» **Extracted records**
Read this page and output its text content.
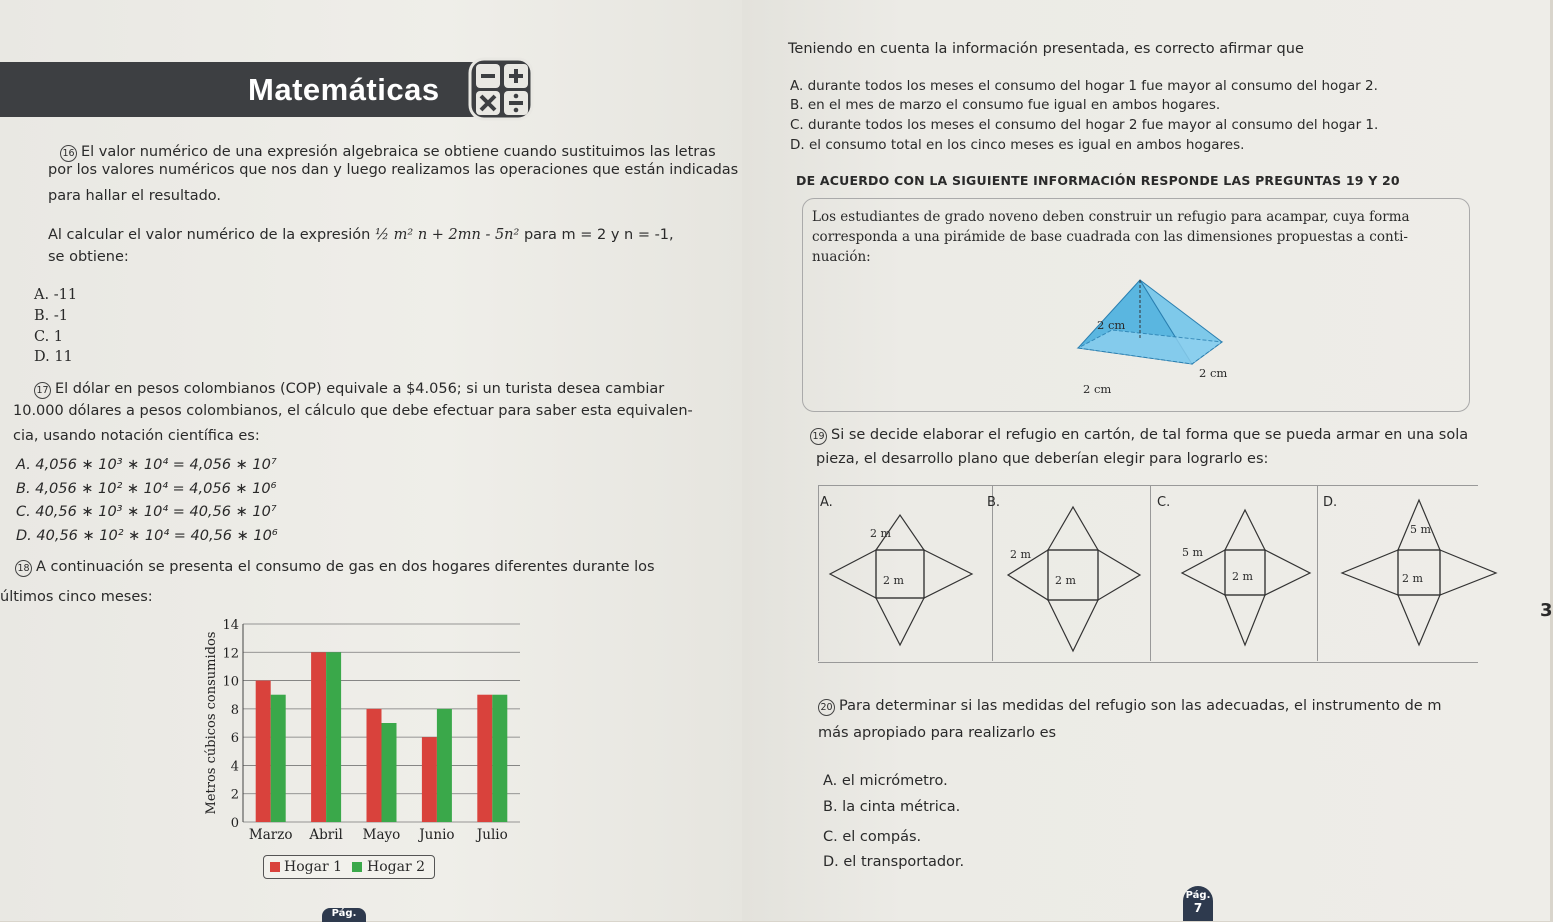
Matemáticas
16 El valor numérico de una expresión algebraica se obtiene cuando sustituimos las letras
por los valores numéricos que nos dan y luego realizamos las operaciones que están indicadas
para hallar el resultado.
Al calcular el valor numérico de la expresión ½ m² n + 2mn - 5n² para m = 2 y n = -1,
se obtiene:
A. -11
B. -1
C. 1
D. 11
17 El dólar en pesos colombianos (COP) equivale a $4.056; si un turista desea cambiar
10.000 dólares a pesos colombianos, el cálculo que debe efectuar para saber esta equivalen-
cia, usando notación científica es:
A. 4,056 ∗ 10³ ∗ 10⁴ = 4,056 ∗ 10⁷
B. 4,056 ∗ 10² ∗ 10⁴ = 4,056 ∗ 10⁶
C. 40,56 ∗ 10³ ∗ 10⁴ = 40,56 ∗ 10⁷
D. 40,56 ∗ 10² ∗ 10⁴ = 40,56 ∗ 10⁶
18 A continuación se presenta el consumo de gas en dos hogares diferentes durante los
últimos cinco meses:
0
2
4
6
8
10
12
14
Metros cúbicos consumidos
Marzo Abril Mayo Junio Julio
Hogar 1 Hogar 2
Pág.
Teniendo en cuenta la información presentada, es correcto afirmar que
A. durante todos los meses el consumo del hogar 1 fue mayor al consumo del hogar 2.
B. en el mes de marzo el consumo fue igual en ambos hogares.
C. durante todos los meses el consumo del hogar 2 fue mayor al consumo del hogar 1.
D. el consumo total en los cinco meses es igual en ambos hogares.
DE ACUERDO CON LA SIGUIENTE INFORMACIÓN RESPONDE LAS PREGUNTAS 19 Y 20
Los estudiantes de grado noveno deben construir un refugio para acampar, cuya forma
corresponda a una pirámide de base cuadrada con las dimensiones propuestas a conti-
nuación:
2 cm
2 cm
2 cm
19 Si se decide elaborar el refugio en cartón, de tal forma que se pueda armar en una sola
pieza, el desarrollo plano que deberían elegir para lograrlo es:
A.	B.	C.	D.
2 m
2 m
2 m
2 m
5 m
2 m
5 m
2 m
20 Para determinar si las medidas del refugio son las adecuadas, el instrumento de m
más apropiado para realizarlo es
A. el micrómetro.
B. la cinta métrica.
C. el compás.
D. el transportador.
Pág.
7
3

...

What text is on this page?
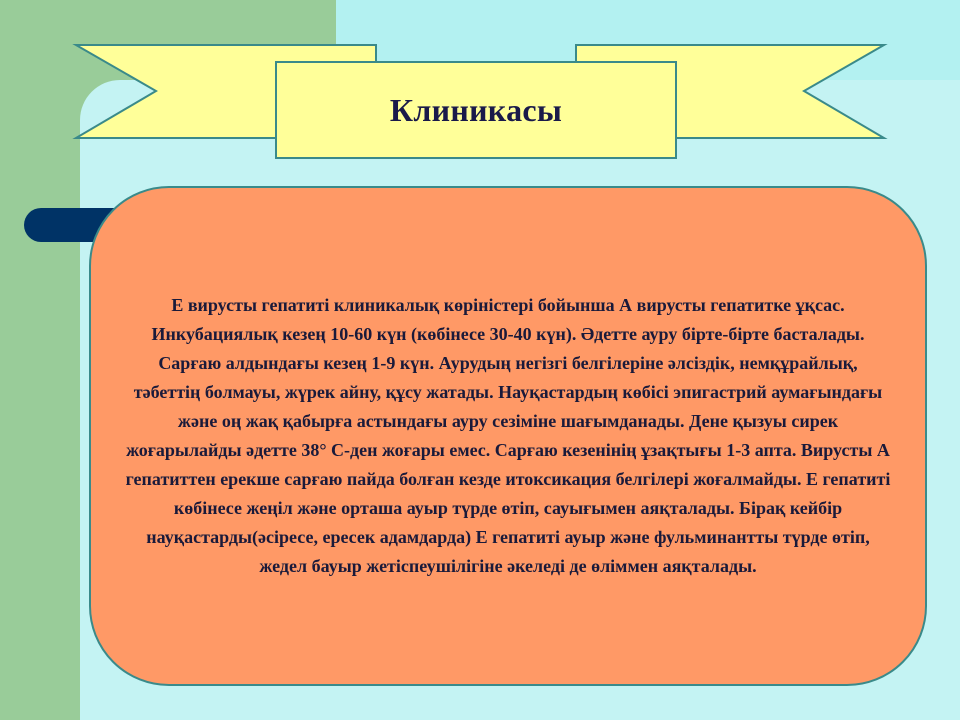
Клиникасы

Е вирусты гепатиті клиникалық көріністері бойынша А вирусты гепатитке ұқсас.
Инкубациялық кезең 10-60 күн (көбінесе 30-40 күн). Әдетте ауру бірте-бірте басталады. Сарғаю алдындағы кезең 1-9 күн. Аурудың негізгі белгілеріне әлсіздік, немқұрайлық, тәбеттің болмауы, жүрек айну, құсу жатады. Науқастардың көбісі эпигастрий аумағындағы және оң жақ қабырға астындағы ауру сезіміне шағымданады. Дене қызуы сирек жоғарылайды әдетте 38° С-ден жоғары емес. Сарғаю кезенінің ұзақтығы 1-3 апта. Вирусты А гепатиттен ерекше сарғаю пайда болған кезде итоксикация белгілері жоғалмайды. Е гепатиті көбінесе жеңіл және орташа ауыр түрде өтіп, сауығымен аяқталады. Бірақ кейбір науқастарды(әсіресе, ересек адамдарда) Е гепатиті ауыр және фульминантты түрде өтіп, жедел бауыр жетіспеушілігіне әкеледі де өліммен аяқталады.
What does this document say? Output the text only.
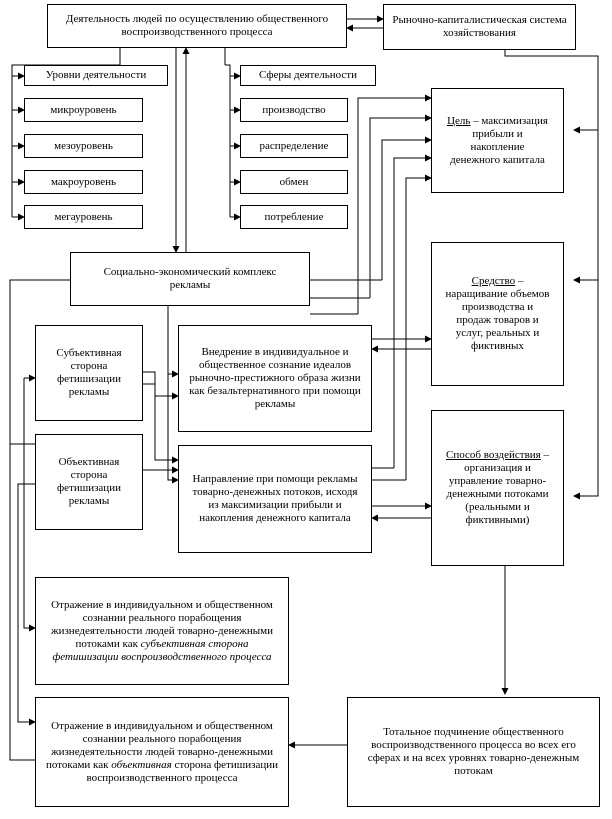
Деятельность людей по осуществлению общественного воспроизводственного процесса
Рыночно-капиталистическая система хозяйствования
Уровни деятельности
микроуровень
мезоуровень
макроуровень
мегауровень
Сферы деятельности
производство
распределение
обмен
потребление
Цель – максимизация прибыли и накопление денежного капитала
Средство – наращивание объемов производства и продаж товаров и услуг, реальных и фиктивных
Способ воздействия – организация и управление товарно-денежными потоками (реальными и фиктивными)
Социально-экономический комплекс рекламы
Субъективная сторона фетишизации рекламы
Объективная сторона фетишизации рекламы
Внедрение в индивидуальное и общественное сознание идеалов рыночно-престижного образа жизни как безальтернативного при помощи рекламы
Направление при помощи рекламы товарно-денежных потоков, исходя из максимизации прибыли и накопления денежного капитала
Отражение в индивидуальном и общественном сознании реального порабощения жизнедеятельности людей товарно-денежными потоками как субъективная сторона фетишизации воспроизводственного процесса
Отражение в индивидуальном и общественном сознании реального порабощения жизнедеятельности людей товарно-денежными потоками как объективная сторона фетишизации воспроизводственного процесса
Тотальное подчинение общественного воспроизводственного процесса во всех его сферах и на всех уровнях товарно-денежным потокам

» **Task requirements**
Tally the lines of the records holding the word "this", then state only the tally.

» **Task solution**
3